**Exercise details**
Copy every entry exactly as given, minus the images.

═══ Recorded data

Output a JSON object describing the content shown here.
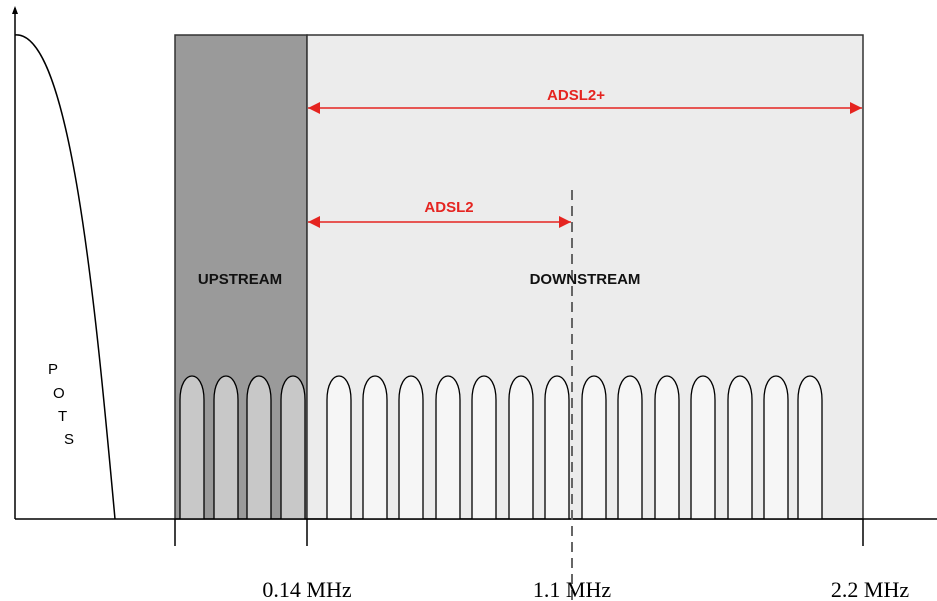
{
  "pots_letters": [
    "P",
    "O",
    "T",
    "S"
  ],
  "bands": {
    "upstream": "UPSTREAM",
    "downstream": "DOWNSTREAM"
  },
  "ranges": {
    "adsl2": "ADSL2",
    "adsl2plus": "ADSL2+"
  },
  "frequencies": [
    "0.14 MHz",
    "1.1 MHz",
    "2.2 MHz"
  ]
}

══════

**Exercise response**
Output a JSON object describing the content shown here.
{
  "pots_letters": [
    "P",
    "O",
    "T",
    "S"
  ],
  "bands": {
    "upstream": "UPSTREAM",
    "downstream": "DOWNSTREAM"
  },
  "ranges": {
    "adsl2": "ADSL2",
    "adsl2plus": "ADSL2+"
  },
  "frequencies": [
    "0.14 MHz",
    "1.1 MHz",
    "2.2 MHz"
  ]
}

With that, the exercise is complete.